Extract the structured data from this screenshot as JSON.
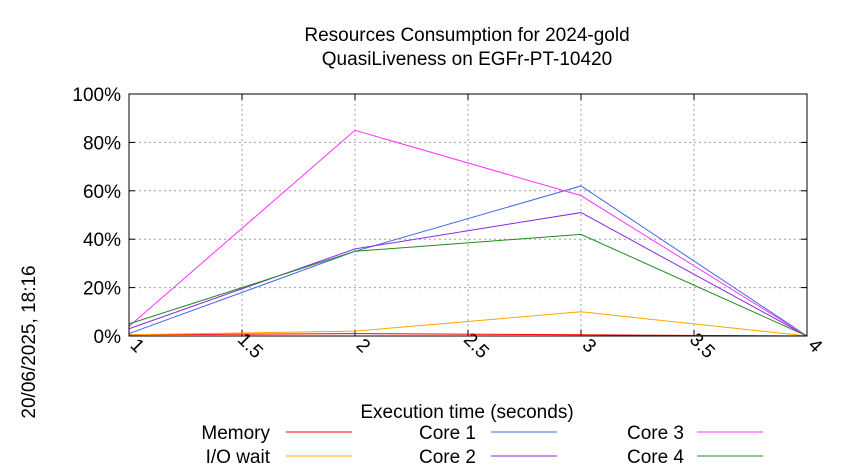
{
  "chart_data": {
    "type": "line",
    "title": [
      "Resources Consumption for 2024-gold",
      "QuasiLiveness on EGFr-PT-10420"
    ],
    "xlabel": "Execution time (seconds)",
    "ylabel": "",
    "xlim": [
      1,
      4
    ],
    "ylim": [
      0,
      100
    ],
    "x_ticks": [
      1,
      1.5,
      2,
      2.5,
      3,
      3.5,
      4
    ],
    "x_tick_labels": [
      "1",
      "1.5",
      "2",
      "2.5",
      "3",
      "3.5",
      "4"
    ],
    "y_ticks": [
      0,
      20,
      40,
      60,
      80,
      100
    ],
    "y_tick_labels": [
      "0%",
      "20%",
      "40%",
      "60%",
      "80%",
      "100%"
    ],
    "grid": true,
    "legend_position": "bottom",
    "x": [
      1,
      2,
      3,
      4
    ],
    "series": [
      {
        "name": "Memory",
        "color": "#ff0000",
        "values": [
          0.5,
          1.0,
          0.5,
          0
        ]
      },
      {
        "name": "I/O wait",
        "color": "#ffa500",
        "values": [
          0.5,
          2.0,
          10.0,
          0
        ]
      },
      {
        "name": "Core 1",
        "color": "#4169e1",
        "values": [
          1,
          35,
          62,
          0
        ]
      },
      {
        "name": "Core 2",
        "color": "#8a2be2",
        "values": [
          3,
          36,
          51,
          0
        ]
      },
      {
        "name": "Core 3",
        "color": "#ff33ff",
        "values": [
          4,
          85,
          58,
          0
        ]
      },
      {
        "name": "Core 4",
        "color": "#228b22",
        "values": [
          5,
          35,
          42,
          0
        ]
      }
    ]
  },
  "timestamp": "20/06/2025, 18:16"
}
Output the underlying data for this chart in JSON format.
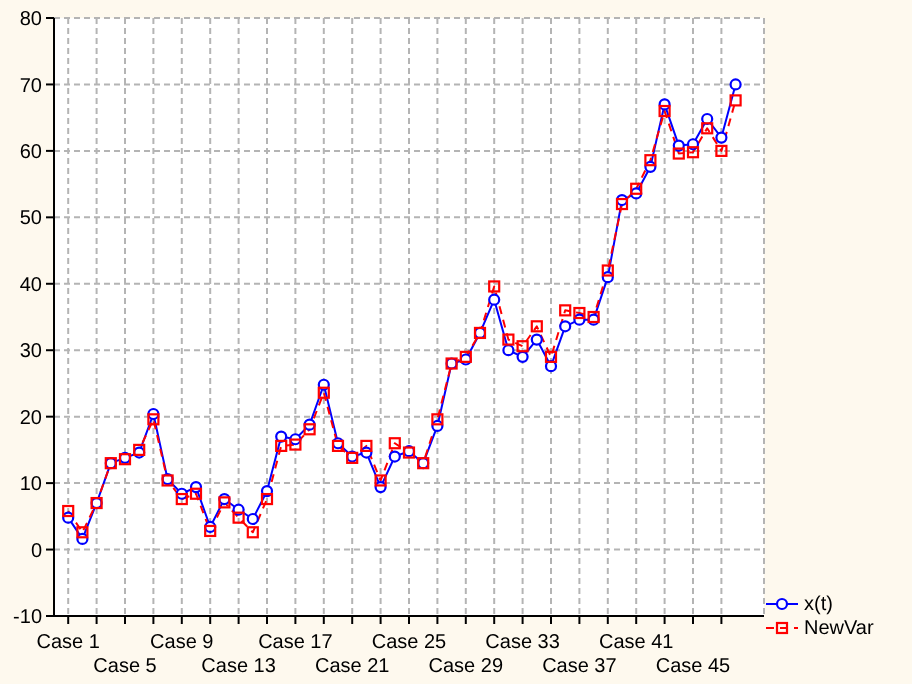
{
  "chart_data": {
    "type": "line",
    "categories": [
      "Case 1",
      null,
      null,
      null,
      "Case 5",
      null,
      null,
      null,
      "Case 9",
      null,
      null,
      null,
      "Case 13",
      null,
      null,
      null,
      "Case 17",
      null,
      null,
      null,
      "Case 21",
      null,
      null,
      null,
      "Case 25",
      null,
      null,
      null,
      "Case 29",
      null,
      null,
      null,
      "Case 33",
      null,
      null,
      null,
      "Case 37",
      null,
      null,
      null,
      "Case 41",
      null,
      null,
      null,
      "Case 45",
      null,
      null,
      null
    ],
    "series": [
      {
        "name": "x(t)",
        "color": "#0000ff",
        "marker": "circle",
        "line_style": "solid",
        "values": [
          4.8,
          1.6,
          7,
          13,
          13.8,
          14.6,
          20.4,
          10.6,
          8.4,
          9.4,
          3.4,
          7.6,
          6,
          4.6,
          8.8,
          17,
          16.6,
          18.8,
          24.8,
          16,
          14,
          14.6,
          9.4,
          14,
          14.8,
          13,
          18.6,
          28,
          28.6,
          32.6,
          37.6,
          30,
          29,
          31.6,
          27.6,
          33.6,
          34.6,
          34.6,
          41,
          52.6,
          53.6,
          57.6,
          67,
          60.8,
          61,
          64.8,
          62,
          70
        ]
      },
      {
        "name": "NewVar",
        "color": "#ff0000",
        "marker": "square",
        "line_style": "dashed",
        "values": [
          5.8,
          2.6,
          7,
          13,
          13.6,
          15,
          19.6,
          10.4,
          7.6,
          8.4,
          2.8,
          7.1,
          4.8,
          2.6,
          7.6,
          15.6,
          15.8,
          18.1,
          23.6,
          15.6,
          13.8,
          15.6,
          10.4,
          16,
          14.6,
          13,
          19.6,
          28,
          29,
          32.6,
          39.6,
          31.6,
          30.6,
          33.6,
          29,
          36,
          35.6,
          35,
          42,
          52,
          54.3,
          58.6,
          66,
          59.6,
          59.8,
          63.4,
          60,
          67.6
        ]
      }
    ],
    "ylim": [
      -10,
      80
    ],
    "yticks": [
      -10,
      0,
      10,
      20,
      30,
      40,
      50,
      60,
      70,
      80
    ],
    "grid": true,
    "legend": "bottom right"
  }
}
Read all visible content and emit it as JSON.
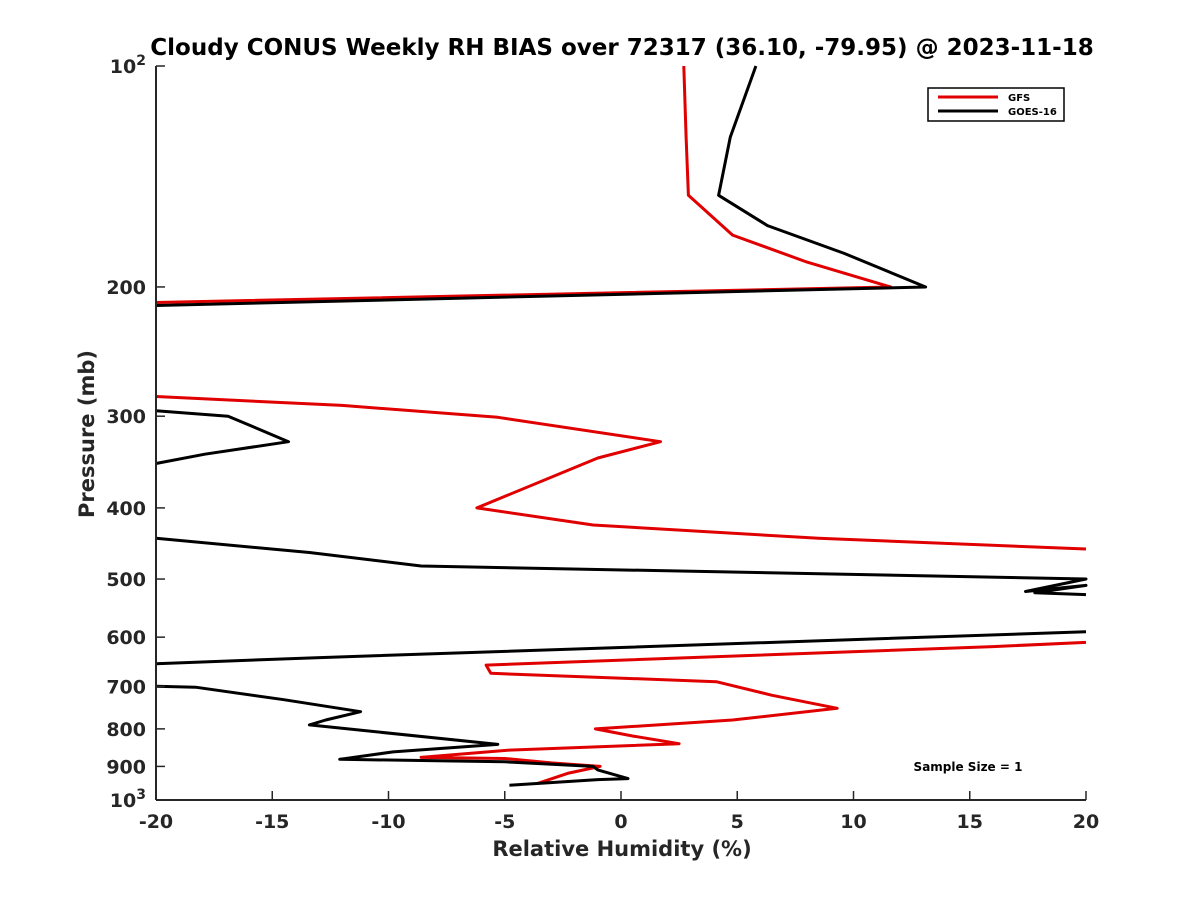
{
  "chart_data": {
    "type": "line",
    "title": "Cloudy CONUS Weekly RH BIAS over 72317 (36.10, -79.95) @ 2023-11-18",
    "xlabel": "Relative Humidity (%)",
    "ylabel": "Pressure (mb)",
    "xlim": [
      -20,
      20
    ],
    "ylim": [
      100,
      1000
    ],
    "y_scale": "log",
    "y_reversed": true,
    "grid": false,
    "legend_position": "top-right",
    "x_ticks": [
      "-20",
      "-15",
      "-10",
      "-5",
      "0",
      "5",
      "10",
      "15",
      "20"
    ],
    "y_ticks": [
      {
        "value": 100,
        "base": "10",
        "exp": "2"
      },
      {
        "value": 200,
        "base": "200",
        "exp": ""
      },
      {
        "value": 300,
        "base": "300",
        "exp": ""
      },
      {
        "value": 400,
        "base": "400",
        "exp": ""
      },
      {
        "value": 500,
        "base": "500",
        "exp": ""
      },
      {
        "value": 600,
        "base": "600",
        "exp": ""
      },
      {
        "value": 700,
        "base": "700",
        "exp": ""
      },
      {
        "value": 800,
        "base": "800",
        "exp": ""
      },
      {
        "value": 900,
        "base": "900",
        "exp": ""
      },
      {
        "value": 1000,
        "base": "10",
        "exp": "3"
      }
    ],
    "annotation": "Sample Size = 1",
    "series": [
      {
        "name": "GFS",
        "color": "#e00000",
        "segments": [
          [
            [
              2.7,
              100
            ],
            [
              2.8,
              125
            ],
            [
              2.9,
              150
            ],
            [
              4.8,
              170
            ],
            [
              8.0,
              185
            ],
            [
              11.6,
              200
            ],
            [
              -20,
              210
            ]
          ],
          [
            [
              -20,
              282
            ],
            [
              -12,
              290
            ],
            [
              -5.3,
              301
            ],
            [
              1.7,
              325
            ],
            [
              -1.0,
              342
            ],
            [
              -6.2,
              400
            ],
            [
              -1.2,
              422
            ],
            [
              8.5,
              440
            ],
            [
              20,
              455
            ]
          ],
          [
            [
              20,
              610
            ],
            [
              16.0,
              618
            ],
            [
              -5.8,
              655
            ],
            [
              -5.6,
              672
            ],
            [
              4.1,
              690
            ],
            [
              6.5,
              720
            ],
            [
              9.3,
              750
            ],
            [
              4.8,
              778
            ],
            [
              -1.1,
              800
            ],
            [
              0.5,
              818
            ],
            [
              2.5,
              838
            ],
            [
              -4.8,
              855
            ],
            [
              -8.6,
              875
            ],
            [
              -5.0,
              878
            ],
            [
              -3.0,
              890
            ],
            [
              -0.9,
              900
            ],
            [
              -2.3,
              920
            ],
            [
              -3.6,
              950
            ]
          ]
        ]
      },
      {
        "name": "GOES-16",
        "color": "#000000",
        "segments": [
          [
            [
              5.8,
              100
            ],
            [
              4.7,
              125
            ],
            [
              4.2,
              150
            ],
            [
              6.3,
              165
            ],
            [
              9.6,
              180
            ],
            [
              13.1,
              200
            ],
            [
              -20,
              212
            ]
          ],
          [
            [
              -20,
              295
            ],
            [
              -16.9,
              300
            ],
            [
              -14.3,
              325
            ],
            [
              -17.9,
              338
            ],
            [
              -20,
              348
            ]
          ],
          [
            [
              -20,
              440
            ],
            [
              -13.4,
              460
            ],
            [
              -8.6,
              480
            ],
            [
              20,
              500
            ],
            [
              17.4,
              520
            ],
            [
              20,
              510
            ],
            [
              17.8,
              522
            ],
            [
              20,
              525
            ]
          ],
          [
            [
              20,
              590
            ],
            [
              -13.1,
              640
            ],
            [
              -20,
              652
            ]
          ],
          [
            [
              -20,
              700
            ],
            [
              -18.3,
              702
            ],
            [
              -14.5,
              730
            ],
            [
              -11.2,
              758
            ],
            [
              -12.7,
              778
            ],
            [
              -13.4,
              790
            ],
            [
              -5.3,
              840
            ],
            [
              -9.8,
              860
            ],
            [
              -12.1,
              880
            ],
            [
              -5.0,
              887
            ],
            [
              -1.2,
              900
            ],
            [
              -1.0,
              910
            ],
            [
              0.3,
              935
            ],
            [
              -1.0,
              938
            ],
            [
              -4.8,
              955
            ]
          ]
        ]
      }
    ]
  }
}
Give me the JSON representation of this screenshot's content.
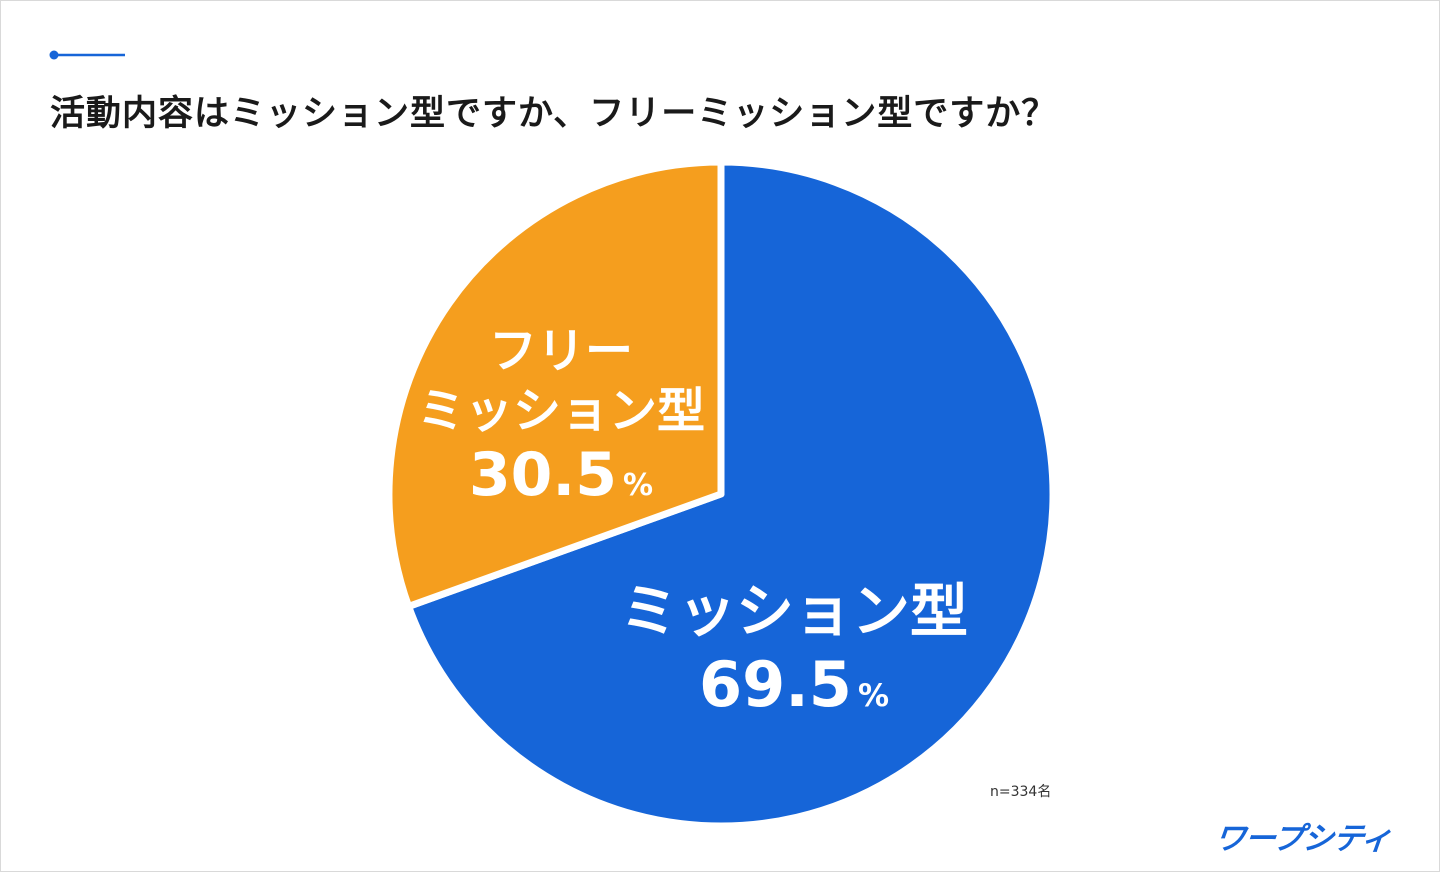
{
  "title": "活動内容はミッション型ですか、フリーミッション型ですか？",
  "note": "n=334名",
  "logo": "ワープシティ",
  "chart_data": {
    "type": "pie",
    "title": "活動内容はミッション型ですか、フリーミッション型ですか？",
    "categories": [
      "ミッション型",
      "フリーミッション型"
    ],
    "values": [
      69.5,
      30.5
    ],
    "unit": "%",
    "colors": [
      "#1665d8",
      "#f59e1e"
    ],
    "labels": [
      {
        "lines": [
          "ミッション型"
        ],
        "value": "69.5",
        "unit": "%"
      },
      {
        "lines": [
          "フリー",
          "ミッション型"
        ],
        "value": "30.5",
        "unit": "%"
      }
    ],
    "sample_size": "n=334名"
  },
  "colors": {
    "accent": "#1665d8",
    "background": "#ffffff"
  }
}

------------------------------------------------

CHALLENGE = Extract all lines from the data in which "title" is found.

WRITTEN ANSWER =
    "title": [
    "title": "Cloudy CONUS Weekly RH BIAS over 72317 (36.10, -79.95) @ 2023-11-18",
  "title": "活動内容はミッション型ですか、フリーミッション型ですか？",
    "title": "活動内容はミッション型ですか、フリーミッション型ですか？",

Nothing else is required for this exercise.